■ **Material for the task**:
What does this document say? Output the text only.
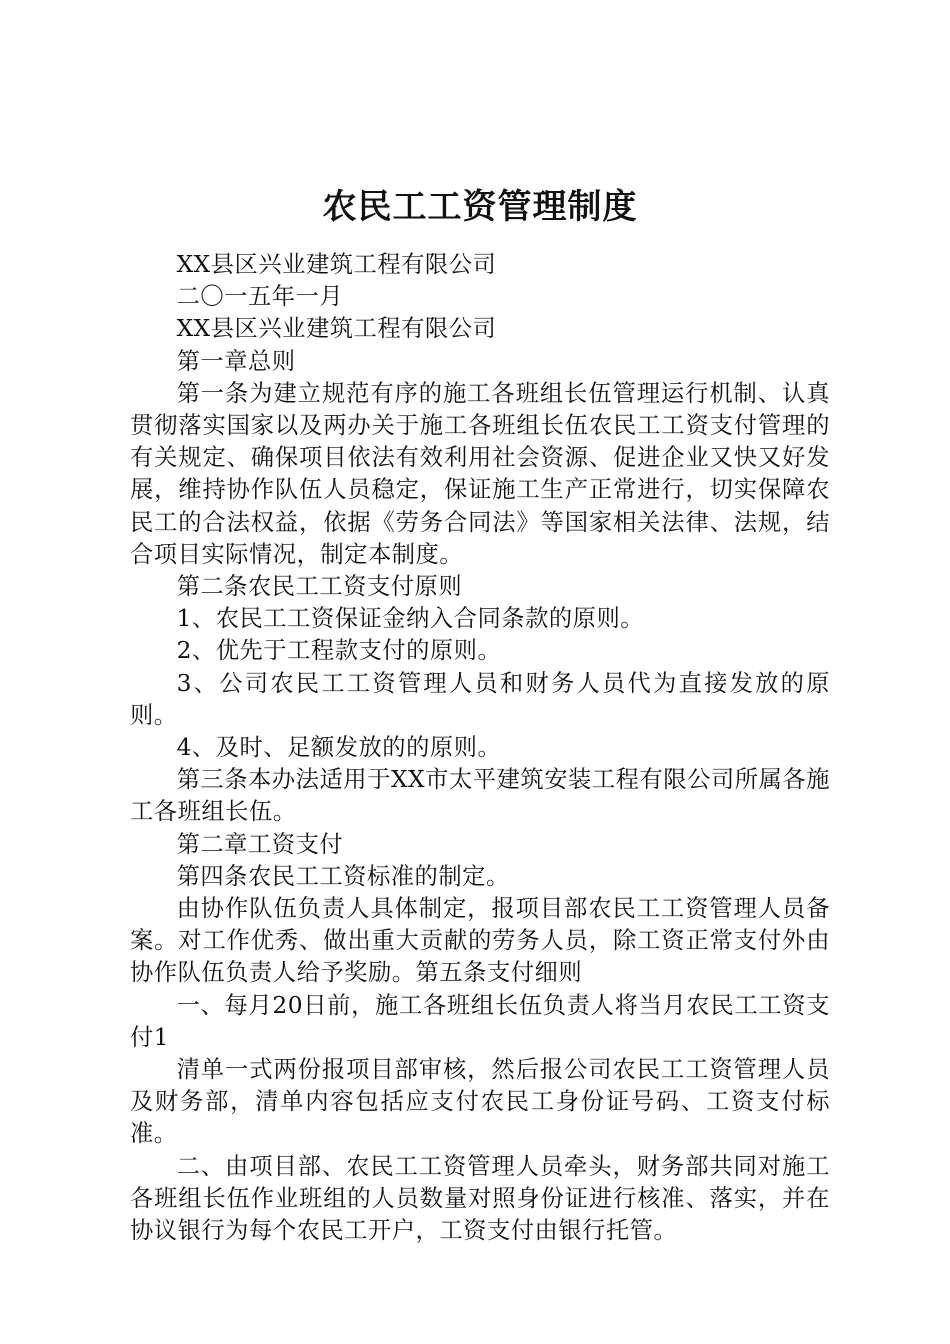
农民工工资管理制度

XX县区兴业建筑工程有限公司

二〇一五年一月

XX县区兴业建筑工程有限公司

第一章总则

第一条为建立规范有序的施工各班组长伍管理运行机制、认真贯彻落实国家以及两办关于施工各班组长伍农民工工资支付管理的有关规定、确保项目依法有效利用社会资源、促进企业又快又好发展，维持协作队伍人员稳定，保证施工生产正常进行，切实保障农民工的合法权益，依据《劳务合同法》等国家相关法律、法规，结合项目实际情况，制定本制度。

第二条农民工工资支付原则

1、农民工工资保证金纳入合同条款的原则。

2、优先于工程款支付的原则。

3、公司农民工工资管理人员和财务人员代为直接发放的原则。

4、及时、足额发放的的原则。

第三条本办法适用于XX市太平建筑安装工程有限公司所属各施工各班组长伍。

第二章工资支付

第四条农民工工资标准的制定。

由协作队伍负责人具体制定，报项目部农民工工资管理人员备案。对工作优秀、做出重大贡献的劳务人员，除工资正常支付外由协作队伍负责人给予奖励。第五条支付细则

一、每月20日前，施工各班组长伍负责人将当月农民工工资支付1

清单一式两份报项目部审核，然后报公司农民工工资管理人员及财务部，清单内容包括应支付农民工身份证号码、工资支付标准。

二、由项目部、农民工工资管理人员牵头，财务部共同对施工各班组长伍作业班组的人员数量对照身份证进行核准、落实，并在协议银行为每个农民工开户，工资支付由银行托管。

■ **Your task**: Print all of the entries word for word. Skip any images they contain.

■ **Result below**:
What does this document say? Output the text only.
农民工工资管理制度

XX县区兴业建筑工程有限公司

二〇一五年一月

XX县区兴业建筑工程有限公司

第一章总则

第一条为建立规范有序的施工各班组长伍管理运行机制、认真贯彻落实国家以及两办关于施工各班组长伍农民工工资支付管理的有关规定、确保项目依法有效利用社会资源、促进企业又快又好发展，维持协作队伍人员稳定，保证施工生产正常进行，切实保障农民工的合法权益，依据《劳务合同法》等国家相关法律、法规，结合项目实际情况，制定本制度。

第二条农民工工资支付原则

1、农民工工资保证金纳入合同条款的原则。

2、优先于工程款支付的原则。

3、公司农民工工资管理人员和财务人员代为直接发放的原则。

4、及时、足额发放的的原则。

第三条本办法适用于XX市太平建筑安装工程有限公司所属各施工各班组长伍。

第二章工资支付

第四条农民工工资标准的制定。

由协作队伍负责人具体制定，报项目部农民工工资管理人员备案。对工作优秀、做出重大贡献的劳务人员，除工资正常支付外由协作队伍负责人给予奖励。第五条支付细则

一、每月20日前，施工各班组长伍负责人将当月农民工工资支付1

清单一式两份报项目部审核，然后报公司农民工工资管理人员及财务部，清单内容包括应支付农民工身份证号码、工资支付标准。

二、由项目部、农民工工资管理人员牵头，财务部共同对施工各班组长伍作业班组的人员数量对照身份证进行核准、落实，并在协议银行为每个农民工开户，工资支付由银行托管。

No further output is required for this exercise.